Objective:
Identify all lines in the data containing the string "such". Copy them out.

Records for the task:
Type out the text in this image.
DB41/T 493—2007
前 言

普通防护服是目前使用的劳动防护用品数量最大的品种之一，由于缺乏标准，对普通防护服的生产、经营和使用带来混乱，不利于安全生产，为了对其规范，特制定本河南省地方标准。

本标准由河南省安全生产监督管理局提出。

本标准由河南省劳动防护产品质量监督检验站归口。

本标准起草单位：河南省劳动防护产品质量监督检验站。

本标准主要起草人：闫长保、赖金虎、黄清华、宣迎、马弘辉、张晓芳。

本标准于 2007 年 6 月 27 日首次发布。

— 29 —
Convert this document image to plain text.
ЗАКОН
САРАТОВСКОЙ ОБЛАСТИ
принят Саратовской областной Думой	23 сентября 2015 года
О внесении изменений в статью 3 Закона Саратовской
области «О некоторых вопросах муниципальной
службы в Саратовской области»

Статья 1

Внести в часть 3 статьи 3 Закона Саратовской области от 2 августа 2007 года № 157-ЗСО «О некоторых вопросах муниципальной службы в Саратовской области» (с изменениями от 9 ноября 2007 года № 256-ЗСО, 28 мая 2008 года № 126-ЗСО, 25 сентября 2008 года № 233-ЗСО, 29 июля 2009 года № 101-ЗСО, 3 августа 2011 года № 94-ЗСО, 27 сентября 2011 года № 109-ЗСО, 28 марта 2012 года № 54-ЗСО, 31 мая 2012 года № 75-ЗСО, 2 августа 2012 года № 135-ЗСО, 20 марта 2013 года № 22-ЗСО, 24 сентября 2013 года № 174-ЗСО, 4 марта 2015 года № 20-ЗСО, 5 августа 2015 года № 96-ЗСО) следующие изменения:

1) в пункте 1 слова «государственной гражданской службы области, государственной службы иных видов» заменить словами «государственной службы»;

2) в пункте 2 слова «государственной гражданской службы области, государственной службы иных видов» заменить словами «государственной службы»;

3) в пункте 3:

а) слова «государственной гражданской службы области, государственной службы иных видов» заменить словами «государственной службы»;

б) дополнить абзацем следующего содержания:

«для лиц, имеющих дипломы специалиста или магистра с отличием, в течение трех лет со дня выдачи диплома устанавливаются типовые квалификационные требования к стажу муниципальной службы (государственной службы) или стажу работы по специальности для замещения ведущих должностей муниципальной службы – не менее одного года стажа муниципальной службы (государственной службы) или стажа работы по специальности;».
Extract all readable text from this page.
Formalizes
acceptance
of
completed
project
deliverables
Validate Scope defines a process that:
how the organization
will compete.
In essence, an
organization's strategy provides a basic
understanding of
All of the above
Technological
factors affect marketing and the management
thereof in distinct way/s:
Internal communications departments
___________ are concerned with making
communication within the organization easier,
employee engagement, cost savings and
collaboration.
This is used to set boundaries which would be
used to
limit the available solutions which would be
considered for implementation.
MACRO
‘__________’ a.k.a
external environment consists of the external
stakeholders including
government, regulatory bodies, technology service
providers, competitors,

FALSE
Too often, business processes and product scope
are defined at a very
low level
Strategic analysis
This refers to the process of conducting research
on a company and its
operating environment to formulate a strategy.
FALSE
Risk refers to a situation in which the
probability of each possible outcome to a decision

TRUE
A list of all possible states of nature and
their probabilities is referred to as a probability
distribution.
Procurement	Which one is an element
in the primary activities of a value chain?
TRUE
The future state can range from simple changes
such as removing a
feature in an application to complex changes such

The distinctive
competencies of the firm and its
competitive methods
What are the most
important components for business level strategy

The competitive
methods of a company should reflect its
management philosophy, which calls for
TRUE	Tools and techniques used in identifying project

Response to the task:
such as removing a
feature in an application to complex changes such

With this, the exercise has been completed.